##### Entries supplied #####

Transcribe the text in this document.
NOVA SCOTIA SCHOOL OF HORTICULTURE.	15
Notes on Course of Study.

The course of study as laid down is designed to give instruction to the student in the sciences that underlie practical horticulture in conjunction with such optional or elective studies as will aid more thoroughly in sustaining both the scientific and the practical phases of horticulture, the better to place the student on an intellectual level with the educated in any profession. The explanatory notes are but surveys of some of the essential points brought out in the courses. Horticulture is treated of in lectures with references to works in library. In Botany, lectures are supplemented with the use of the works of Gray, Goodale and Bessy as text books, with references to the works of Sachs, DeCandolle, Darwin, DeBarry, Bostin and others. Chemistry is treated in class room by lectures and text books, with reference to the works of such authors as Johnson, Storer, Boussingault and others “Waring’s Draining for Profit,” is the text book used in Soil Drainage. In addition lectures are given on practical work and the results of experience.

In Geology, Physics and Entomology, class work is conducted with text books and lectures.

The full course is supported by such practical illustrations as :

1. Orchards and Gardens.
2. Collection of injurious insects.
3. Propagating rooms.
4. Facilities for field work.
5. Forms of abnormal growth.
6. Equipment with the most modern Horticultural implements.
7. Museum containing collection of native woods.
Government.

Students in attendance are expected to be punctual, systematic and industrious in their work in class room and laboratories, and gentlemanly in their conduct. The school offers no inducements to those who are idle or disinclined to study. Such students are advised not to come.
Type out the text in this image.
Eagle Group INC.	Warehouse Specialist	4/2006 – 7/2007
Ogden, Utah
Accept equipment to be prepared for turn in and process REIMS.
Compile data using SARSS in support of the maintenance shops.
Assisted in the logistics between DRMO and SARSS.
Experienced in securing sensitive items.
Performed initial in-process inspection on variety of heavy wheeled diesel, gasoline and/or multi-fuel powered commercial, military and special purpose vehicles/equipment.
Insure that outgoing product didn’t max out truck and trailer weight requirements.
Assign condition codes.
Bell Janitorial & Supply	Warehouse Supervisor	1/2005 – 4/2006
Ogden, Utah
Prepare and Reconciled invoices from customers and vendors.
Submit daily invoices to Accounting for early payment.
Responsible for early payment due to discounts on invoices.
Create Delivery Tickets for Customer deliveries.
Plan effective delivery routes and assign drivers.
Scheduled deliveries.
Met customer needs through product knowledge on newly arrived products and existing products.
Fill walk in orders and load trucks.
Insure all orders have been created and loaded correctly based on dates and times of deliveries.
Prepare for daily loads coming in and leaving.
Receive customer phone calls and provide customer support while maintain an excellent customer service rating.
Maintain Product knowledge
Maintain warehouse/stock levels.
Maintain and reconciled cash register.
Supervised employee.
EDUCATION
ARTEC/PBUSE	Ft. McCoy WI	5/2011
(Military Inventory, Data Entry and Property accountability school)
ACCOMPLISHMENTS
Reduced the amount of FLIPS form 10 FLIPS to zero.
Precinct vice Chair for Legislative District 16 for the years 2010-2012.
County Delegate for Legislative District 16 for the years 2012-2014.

#####

Requirements >>
Go through the records and print each one exactly.

Solution for this exercise >>
Transcribe the text in this document.
NOVA SCOTIA SCHOOL OF HORTICULTURE.	15
Notes on Course of Study.

The course of study as laid down is designed to give instruction to the student in the sciences that underlie practical horticulture in conjunction with such optional or elective studies as will aid more thoroughly in sustaining both the scientific and the practical phases of horticulture, the better to place the student on an intellectual level with the educated in any profession. The explanatory notes are but surveys of some of the essential points brought out in the courses. Horticulture is treated of in lectures with references to works in library. In Botany, lectures are supplemented with the use of the works of Gray, Goodale and Bessy as text books, with references to the works of Sachs, DeCandolle, Darwin, DeBarry, Bostin and others. Chemistry is treated in class room by lectures and text books, with reference to the works of such authors as Johnson, Storer, Boussingault and others “Waring’s Draining for Profit,” is the text book used in Soil Drainage. In addition lectures are given on practical work and the results of experience.

In Geology, Physics and Entomology, class work is conducted with text books and lectures.

The full course is supported by such practical illustrations as :

1. Orchards and Gardens.
2. Collection of injurious insects.
3. Propagating rooms.
4. Facilities for field work.
5. Forms of abnormal growth.
6. Equipment with the most modern Horticultural implements.
7. Museum containing collection of native woods.
Government.

Students in attendance are expected to be punctual, systematic and industrious in their work in class room and laboratories, and gentlemanly in their conduct. The school offers no inducements to those who are idle or disinclined to study. Such students are advised not to come.
Type out the text in this image.
Eagle Group INC.	Warehouse Specialist	4/2006 – 7/2007
Ogden, Utah
Accept equipment to be prepared for turn in and process REIMS.
Compile data using SARSS in support of the maintenance shops.
Assisted in the logistics between DRMO and SARSS.
Experienced in securing sensitive items.
Performed initial in-process inspection on variety of heavy wheeled diesel, gasoline and/or multi-fuel powered commercial, military and special purpose vehicles/equipment.
Insure that outgoing product didn’t max out truck and trailer weight requirements.
Assign condition codes.
Bell Janitorial & Supply	Warehouse Supervisor	1/2005 – 4/2006
Ogden, Utah
Prepare and Reconciled invoices from customers and vendors.
Submit daily invoices to Accounting for early payment.
Responsible for early payment due to discounts on invoices.
Create Delivery Tickets for Customer deliveries.
Plan effective delivery routes and assign drivers.
Scheduled deliveries.
Met customer needs through product knowledge on newly arrived products and existing products.
Fill walk in orders and load trucks.
Insure all orders have been created and loaded correctly based on dates and times of deliveries.
Prepare for daily loads coming in and leaving.
Receive customer phone calls and provide customer support while maintain an excellent customer service rating.
Maintain Product knowledge
Maintain warehouse/stock levels.
Maintain and reconciled cash register.
Supervised employee.
EDUCATION
ARTEC/PBUSE	Ft. McCoy WI	5/2011
(Military Inventory, Data Entry and Property accountability school)
ACCOMPLISHMENTS
Reduced the amount of FLIPS form 10 FLIPS to zero.
Precinct vice Chair for Legislative District 16 for the years 2010-2012.
County Delegate for Legislative District 16 for the years 2012-2014.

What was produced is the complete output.